__Dataset entries__
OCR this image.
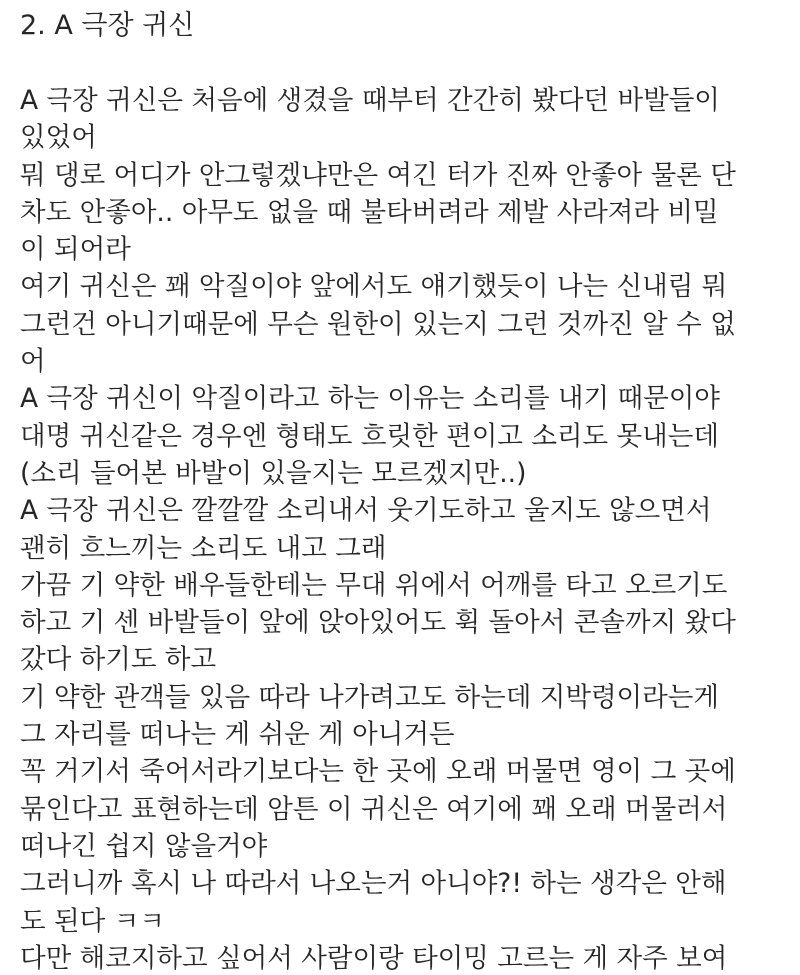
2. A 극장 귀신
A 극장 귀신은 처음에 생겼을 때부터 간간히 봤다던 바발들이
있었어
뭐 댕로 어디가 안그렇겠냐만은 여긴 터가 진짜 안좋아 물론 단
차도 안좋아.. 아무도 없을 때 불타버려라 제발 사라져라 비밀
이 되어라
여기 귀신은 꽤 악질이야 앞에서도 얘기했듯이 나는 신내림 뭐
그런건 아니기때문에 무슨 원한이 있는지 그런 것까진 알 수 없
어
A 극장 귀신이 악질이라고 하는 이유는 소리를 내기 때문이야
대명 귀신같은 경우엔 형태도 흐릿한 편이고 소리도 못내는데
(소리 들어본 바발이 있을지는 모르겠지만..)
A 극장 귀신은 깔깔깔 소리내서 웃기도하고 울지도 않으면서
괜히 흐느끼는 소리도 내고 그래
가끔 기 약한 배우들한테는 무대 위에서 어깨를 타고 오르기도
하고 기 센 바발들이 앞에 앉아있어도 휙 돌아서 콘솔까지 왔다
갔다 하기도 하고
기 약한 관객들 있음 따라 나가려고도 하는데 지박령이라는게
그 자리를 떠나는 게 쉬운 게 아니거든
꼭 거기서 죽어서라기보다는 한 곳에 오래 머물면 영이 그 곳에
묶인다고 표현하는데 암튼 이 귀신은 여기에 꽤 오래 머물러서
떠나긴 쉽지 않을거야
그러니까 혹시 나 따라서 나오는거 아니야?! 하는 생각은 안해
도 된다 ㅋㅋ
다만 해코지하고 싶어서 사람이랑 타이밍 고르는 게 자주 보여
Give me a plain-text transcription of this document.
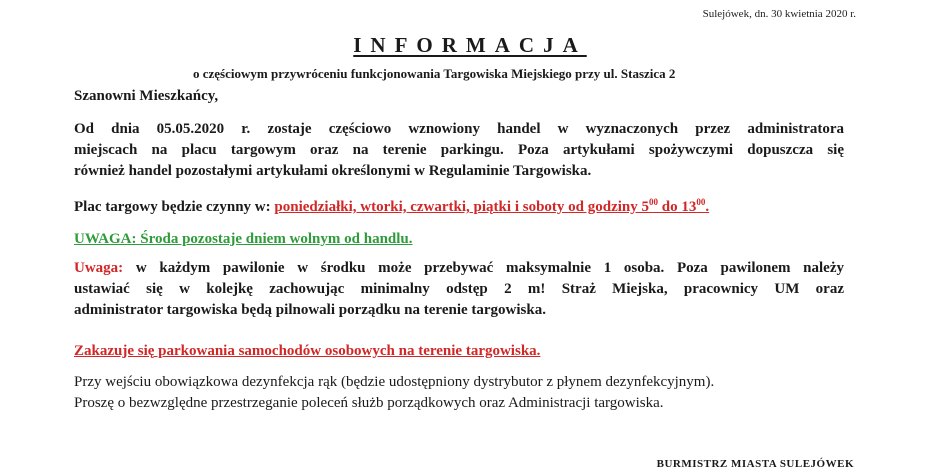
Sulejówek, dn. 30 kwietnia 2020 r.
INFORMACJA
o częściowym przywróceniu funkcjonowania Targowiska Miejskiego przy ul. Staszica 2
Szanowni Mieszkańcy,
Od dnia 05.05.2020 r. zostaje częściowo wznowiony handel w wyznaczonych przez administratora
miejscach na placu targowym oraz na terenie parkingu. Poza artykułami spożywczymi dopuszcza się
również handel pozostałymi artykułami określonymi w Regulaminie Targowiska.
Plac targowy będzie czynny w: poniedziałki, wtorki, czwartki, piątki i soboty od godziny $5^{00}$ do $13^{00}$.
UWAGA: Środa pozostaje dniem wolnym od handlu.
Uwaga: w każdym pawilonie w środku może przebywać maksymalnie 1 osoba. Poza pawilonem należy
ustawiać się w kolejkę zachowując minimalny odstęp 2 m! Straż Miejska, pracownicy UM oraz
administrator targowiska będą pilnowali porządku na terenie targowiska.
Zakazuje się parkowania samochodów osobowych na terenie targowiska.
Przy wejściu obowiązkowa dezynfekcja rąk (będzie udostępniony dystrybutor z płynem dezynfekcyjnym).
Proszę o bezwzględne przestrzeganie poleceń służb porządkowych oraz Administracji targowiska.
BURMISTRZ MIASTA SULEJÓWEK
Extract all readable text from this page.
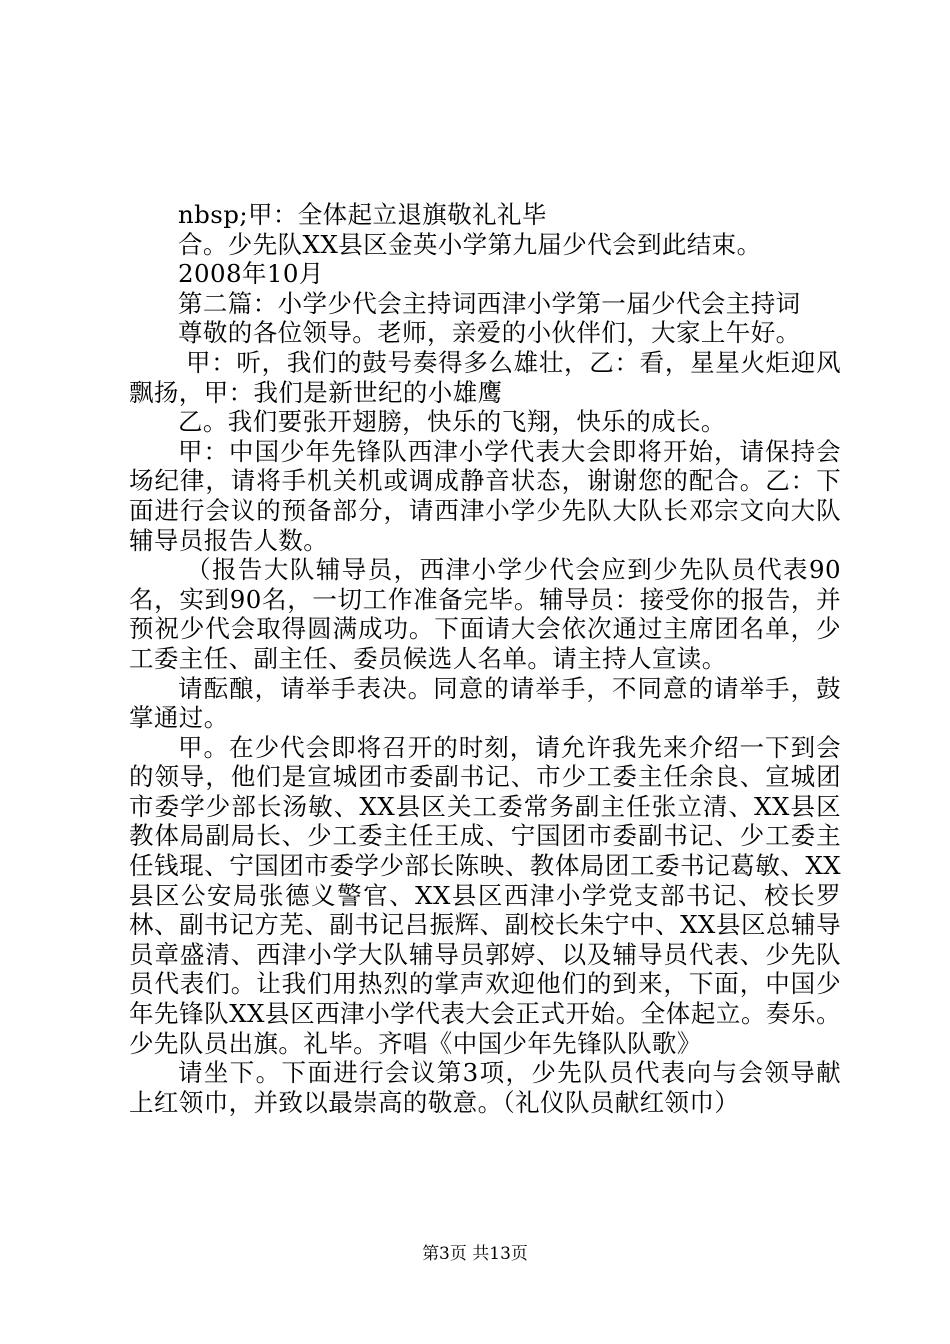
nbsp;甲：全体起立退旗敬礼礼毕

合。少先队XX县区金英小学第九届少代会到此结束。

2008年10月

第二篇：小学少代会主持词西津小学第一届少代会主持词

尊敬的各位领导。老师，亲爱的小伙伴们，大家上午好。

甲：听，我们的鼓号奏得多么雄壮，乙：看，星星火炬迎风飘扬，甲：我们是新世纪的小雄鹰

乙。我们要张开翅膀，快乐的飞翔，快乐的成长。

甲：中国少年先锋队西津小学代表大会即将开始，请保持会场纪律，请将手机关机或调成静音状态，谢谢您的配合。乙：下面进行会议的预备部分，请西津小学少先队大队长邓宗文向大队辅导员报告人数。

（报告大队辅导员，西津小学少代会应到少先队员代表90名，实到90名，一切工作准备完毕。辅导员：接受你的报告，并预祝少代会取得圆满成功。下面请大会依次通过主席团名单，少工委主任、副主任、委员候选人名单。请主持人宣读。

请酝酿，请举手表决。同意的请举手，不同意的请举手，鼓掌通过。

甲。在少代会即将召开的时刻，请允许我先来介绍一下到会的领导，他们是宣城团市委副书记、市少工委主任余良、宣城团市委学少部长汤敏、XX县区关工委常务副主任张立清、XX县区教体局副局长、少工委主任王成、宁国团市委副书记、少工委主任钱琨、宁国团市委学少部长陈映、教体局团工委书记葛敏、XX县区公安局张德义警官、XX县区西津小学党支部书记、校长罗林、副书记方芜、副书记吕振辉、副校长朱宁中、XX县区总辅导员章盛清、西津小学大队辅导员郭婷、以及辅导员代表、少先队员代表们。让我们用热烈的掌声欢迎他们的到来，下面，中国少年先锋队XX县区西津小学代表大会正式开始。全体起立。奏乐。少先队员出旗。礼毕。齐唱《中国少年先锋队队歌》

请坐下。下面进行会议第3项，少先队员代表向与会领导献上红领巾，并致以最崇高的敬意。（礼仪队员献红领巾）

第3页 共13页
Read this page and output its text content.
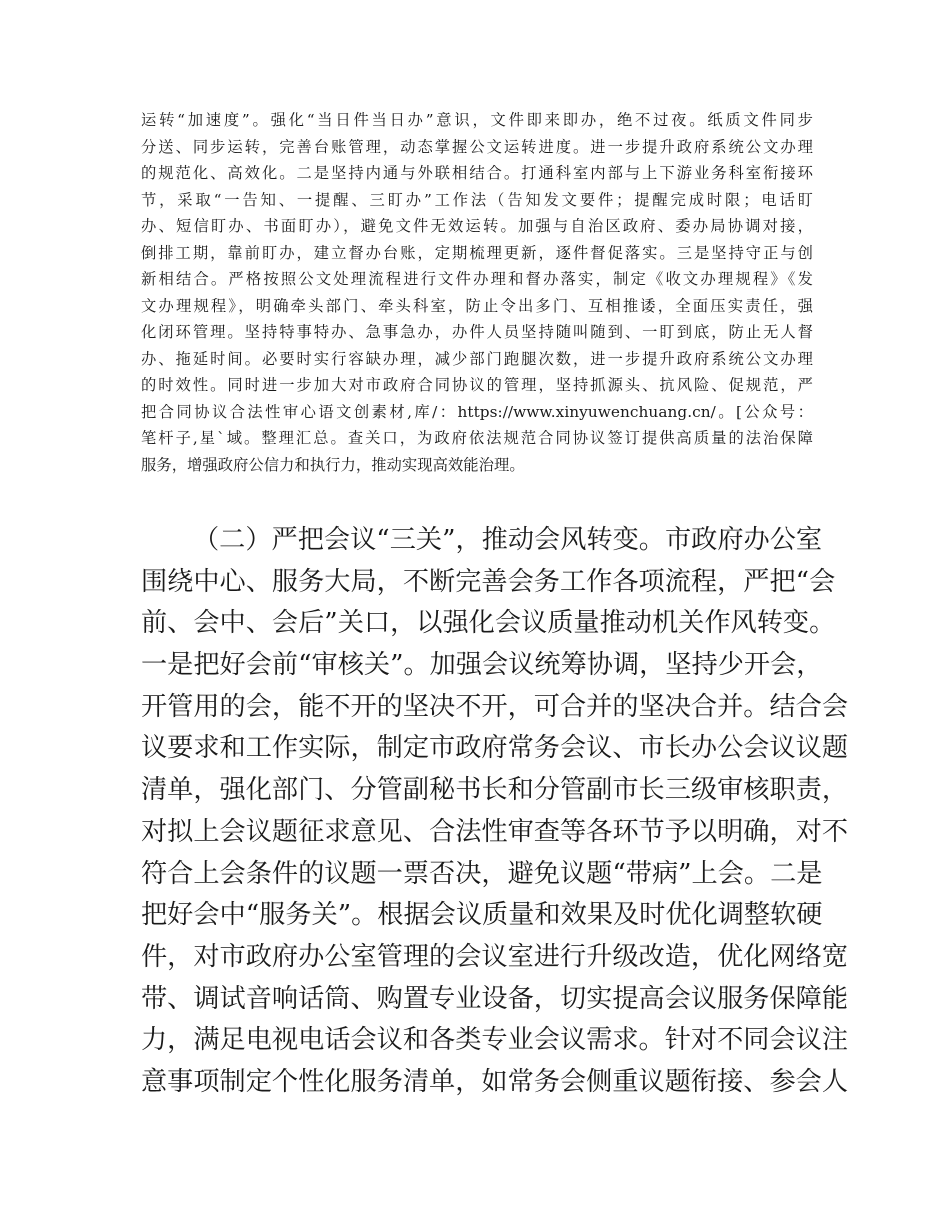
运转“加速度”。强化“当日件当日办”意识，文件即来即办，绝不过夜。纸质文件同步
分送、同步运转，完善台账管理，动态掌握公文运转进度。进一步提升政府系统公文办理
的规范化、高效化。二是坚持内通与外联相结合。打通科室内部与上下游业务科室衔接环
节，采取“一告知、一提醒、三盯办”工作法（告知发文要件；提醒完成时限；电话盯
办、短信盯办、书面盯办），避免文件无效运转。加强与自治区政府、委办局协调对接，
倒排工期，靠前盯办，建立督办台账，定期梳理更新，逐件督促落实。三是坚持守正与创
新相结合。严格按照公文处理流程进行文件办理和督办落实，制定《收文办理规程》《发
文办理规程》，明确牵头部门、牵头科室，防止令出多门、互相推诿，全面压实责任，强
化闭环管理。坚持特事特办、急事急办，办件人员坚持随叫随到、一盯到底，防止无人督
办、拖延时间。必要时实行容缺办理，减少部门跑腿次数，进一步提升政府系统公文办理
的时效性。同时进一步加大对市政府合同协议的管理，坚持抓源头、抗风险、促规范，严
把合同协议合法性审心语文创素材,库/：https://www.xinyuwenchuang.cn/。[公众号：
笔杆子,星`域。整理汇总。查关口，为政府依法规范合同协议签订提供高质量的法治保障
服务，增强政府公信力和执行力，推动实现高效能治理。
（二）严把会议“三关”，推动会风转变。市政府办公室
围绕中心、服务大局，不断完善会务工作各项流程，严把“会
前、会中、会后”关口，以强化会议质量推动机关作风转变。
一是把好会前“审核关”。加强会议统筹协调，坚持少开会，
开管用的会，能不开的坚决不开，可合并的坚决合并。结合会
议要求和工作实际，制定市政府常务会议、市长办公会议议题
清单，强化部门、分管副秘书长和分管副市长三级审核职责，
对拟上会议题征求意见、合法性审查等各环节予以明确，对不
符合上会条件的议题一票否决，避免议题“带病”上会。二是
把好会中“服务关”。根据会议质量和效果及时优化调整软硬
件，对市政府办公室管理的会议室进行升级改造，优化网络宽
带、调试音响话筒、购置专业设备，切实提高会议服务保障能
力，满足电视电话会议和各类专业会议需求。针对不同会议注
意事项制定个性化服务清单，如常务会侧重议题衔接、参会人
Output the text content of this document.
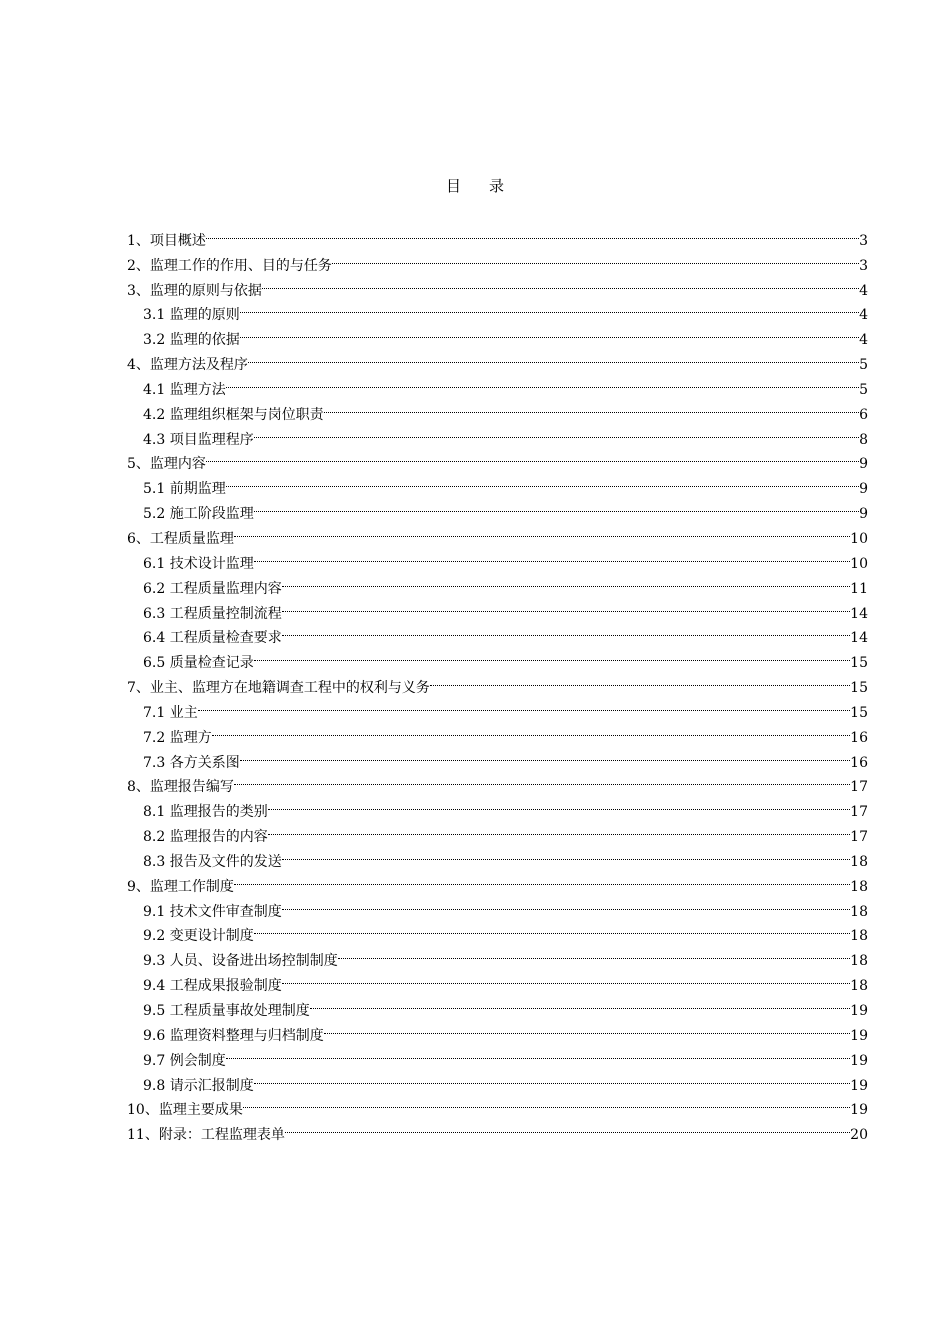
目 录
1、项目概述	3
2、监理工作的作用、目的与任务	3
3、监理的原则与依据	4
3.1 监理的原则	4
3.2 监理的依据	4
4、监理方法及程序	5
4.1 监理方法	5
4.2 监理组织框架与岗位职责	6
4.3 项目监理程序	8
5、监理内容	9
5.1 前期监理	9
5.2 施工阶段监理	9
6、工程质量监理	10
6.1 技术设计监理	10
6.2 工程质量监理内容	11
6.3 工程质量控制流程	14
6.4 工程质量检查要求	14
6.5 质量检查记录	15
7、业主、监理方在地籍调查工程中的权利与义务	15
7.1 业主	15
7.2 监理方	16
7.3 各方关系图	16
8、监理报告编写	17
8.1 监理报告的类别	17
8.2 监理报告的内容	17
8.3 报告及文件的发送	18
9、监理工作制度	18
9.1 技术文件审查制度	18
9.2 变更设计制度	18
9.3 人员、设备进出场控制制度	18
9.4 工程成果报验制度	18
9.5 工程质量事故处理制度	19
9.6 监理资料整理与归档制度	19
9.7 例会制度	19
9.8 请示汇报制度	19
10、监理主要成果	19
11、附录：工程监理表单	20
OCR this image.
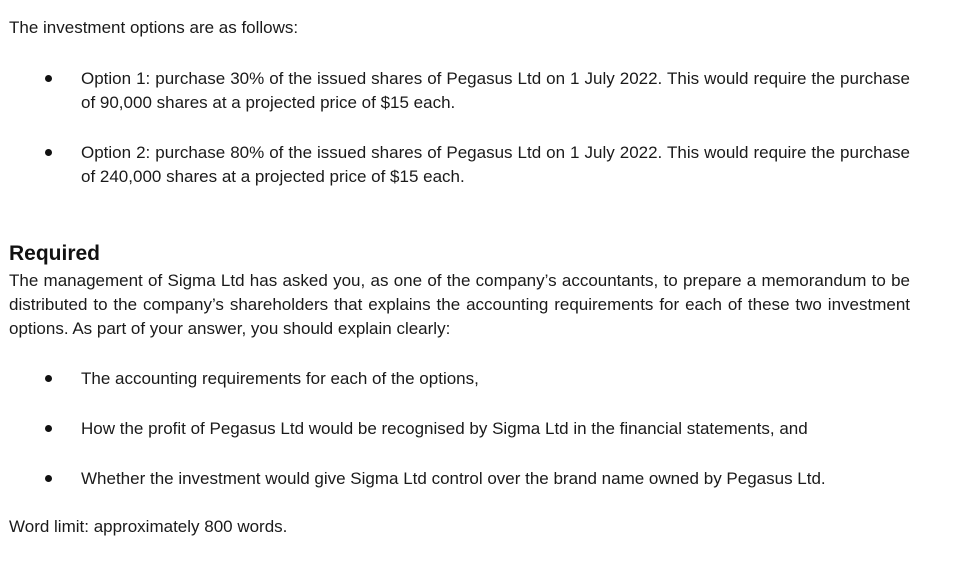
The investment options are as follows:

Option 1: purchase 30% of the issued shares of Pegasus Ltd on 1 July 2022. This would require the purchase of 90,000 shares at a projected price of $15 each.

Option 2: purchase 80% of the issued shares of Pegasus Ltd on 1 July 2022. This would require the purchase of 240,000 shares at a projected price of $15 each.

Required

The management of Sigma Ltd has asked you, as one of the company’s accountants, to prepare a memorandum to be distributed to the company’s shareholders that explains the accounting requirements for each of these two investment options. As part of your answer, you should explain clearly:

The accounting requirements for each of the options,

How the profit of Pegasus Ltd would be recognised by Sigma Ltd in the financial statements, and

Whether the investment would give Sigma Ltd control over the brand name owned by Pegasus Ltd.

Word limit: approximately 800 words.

__TASK DETAILS__
Which lines of the data above contain "handel"? Copy each one.

__THE COMPLETED TASK__
Od dnia 05.05.2020 r. zostaje częściowo wznowiony handel w wyznaczonych przez administratora
również handel pozostałymi artykułami określonymi w Regulaminie Targowiska.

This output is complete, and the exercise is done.